- Exercise brief: Turn the paragraph starting "The Master did indeed eventually resurface" in the passage about the Doctor and Missy below into a short bulleted list that keeps its main facts.

- Excerpted passage:
= = = =

The Master did indeed eventually resurface to bedevil the Doctor.  Now in his Twelfth incarnation, the Doctor (Peter Capaldi) encountered Missy (Michelle Gomez), the Master regenerated into a female body.  But she was still as insane and demented as ever.  In the two part story “Dark Water” and “Death in Heaven” Missy succeeded in transforming billions of dead humans into an army of Cybermen. When she subsequently reveals that her manipulations have all been enacted in order that she could give the Doctor control of this Cybermen army as a gift, he is absolutely flabbergasted…

The Doctor: All of this… All of it, just to give me an army?
Missy: Well, I don’t need one, do I? Armies are for people who think they’re right. And nobody thinks they’re righter than you! Give a good man firepower, and he’ll never run out of people to kill.
The Doctor: I don’t want an army.
Missy: Well, that’s the trouble! Yes, you do! You’ve always wanted one! All those people suffering in the Dalek camps? Now you can save them. All those bad guys winning all the wars? Go and get the good guys back.
The Doctor: Nobody can have that power.
Missy: You will because you don’t have a choice. There’s only one way you can stop these clouds from opening up and killing all your little pets down here. Conquer the universe, Mr. President. Show a bad girl how it’s done.
The Doctor: Why are you doing this?
Missy: I need you to know we’re not so different. I need my friend back.

This exchange very much parallels the one between the Doctor and the Master many years back in “Colony in Space.”  Once again the Master / Missy is offering the Doctor the opportunity to bring order to the universe, to reshape it in his image.  And whereas before the terms of the offer were “join me or die” here it is “join me or I destroy the human race.”

= = = =

- Data excerpts:
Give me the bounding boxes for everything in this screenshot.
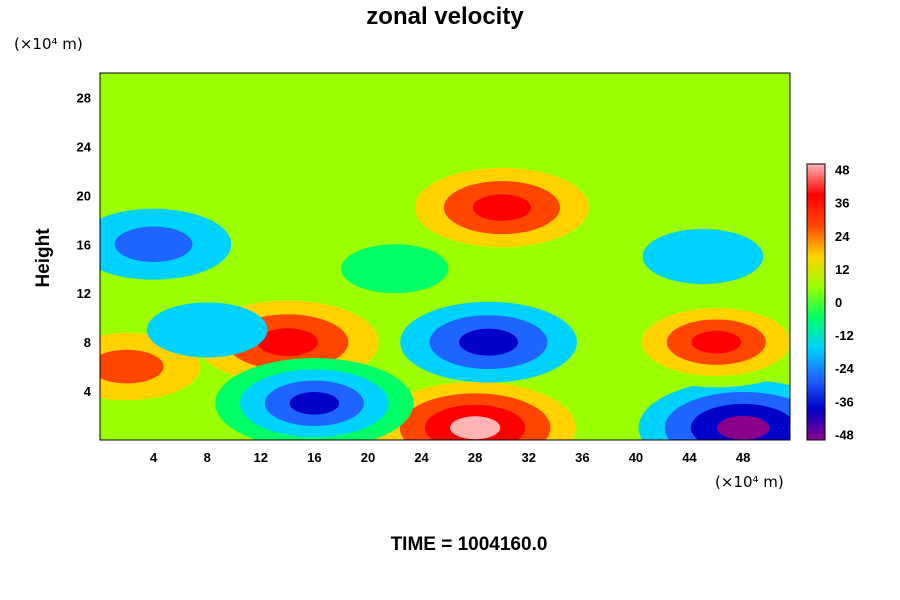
y-tick-label: 24 xyxy=(77,139,92,154)
colorbar-gradient xyxy=(806,163,826,441)
colorbar-tick-label: -48 xyxy=(835,427,854,442)
velocity-feature xyxy=(642,228,764,285)
x-tick-label: 12 xyxy=(254,450,268,465)
y-tick-label: 20 xyxy=(77,188,91,203)
colorbar-tick-label: -12 xyxy=(835,328,854,343)
colorbar-tick-label: -36 xyxy=(835,394,854,409)
y-axis-ticks: 4 8 12 16 20 24 28 xyxy=(77,90,92,399)
velocity-feature xyxy=(691,330,742,354)
x-tick-label: 32 xyxy=(522,450,536,465)
plot-frame xyxy=(99,72,791,441)
velocity-feature xyxy=(381,91,462,129)
velocity-feature xyxy=(289,391,340,415)
colorbar-tick-label: 24 xyxy=(835,229,850,244)
y-tick-label: 16 xyxy=(77,237,91,252)
y-tick-label: 8 xyxy=(84,335,91,350)
velocity-feature xyxy=(146,302,268,358)
colorbar-tick-label: 12 xyxy=(835,262,849,277)
x-tick-label: 20 xyxy=(361,450,375,465)
velocity-features xyxy=(100,91,790,440)
time-label: TIME = 1004160.0 xyxy=(391,534,548,555)
y-axis-unit: (×10⁴ m) xyxy=(14,35,83,53)
velocity-feature xyxy=(114,226,193,263)
colorbar-ticks: 48 36 24 12 0 -12 -24 -36 -48 xyxy=(835,163,855,443)
y-tick-label: 4 xyxy=(84,384,92,399)
x-tick-label: 8 xyxy=(204,450,211,465)
x-tick-label: 48 xyxy=(736,450,750,465)
colorbar-tick-label: -24 xyxy=(835,361,855,376)
velocity-feature xyxy=(459,328,519,356)
chart-title: zonal velocity xyxy=(366,3,524,30)
velocity-feature xyxy=(100,349,164,384)
velocity-feature xyxy=(257,328,318,356)
heatmap-field xyxy=(100,73,790,440)
velocity-feature xyxy=(341,244,449,294)
y-tick-label: 12 xyxy=(77,286,91,301)
colorbar-tick-label: 0 xyxy=(835,295,842,310)
x-tick-label: 40 xyxy=(629,450,643,465)
colorbar-tick-label: 36 xyxy=(835,196,849,211)
x-tick-label: 4 xyxy=(150,450,158,465)
x-axis-ticks: 4 8 12 16 20 24 28 32 36 40 44 48 xyxy=(150,450,750,465)
x-tick-label: 44 xyxy=(682,450,697,465)
colorbar-tick-label: 48 xyxy=(835,163,849,178)
x-tick-label: 24 xyxy=(414,450,429,465)
velocity-feature xyxy=(472,194,531,221)
x-tick-label: 36 xyxy=(575,450,589,465)
x-axis-unit: (×10⁴ m) xyxy=(715,473,784,491)
y-tick-label: 28 xyxy=(77,90,91,105)
y-axis-label: Height xyxy=(33,228,54,288)
x-tick-label: 16 xyxy=(307,450,321,465)
colorbar: 48 36 24 12 0 -12 -24 -36 -48 xyxy=(806,163,855,443)
velocity-feature xyxy=(716,415,770,440)
velocity-feature xyxy=(450,416,501,440)
x-tick-label: 28 xyxy=(468,450,482,465)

= = = =

- Solved exercise:
- The Master eventually came back to trouble the Doctor.
- In his Twelfth incarnation, the Doctor (Peter Capaldi) met Missy (Michelle Gomez), the Master regenerated into a female body and still as insane as ever.
- In the two-part story "Dark Water" and "Death in Heaven," Missy turned billions of dead humans into an army of Cybermen.
- She reveals she did it all to hand the Doctor control of that army as a gift, which leaves him flabbergasted.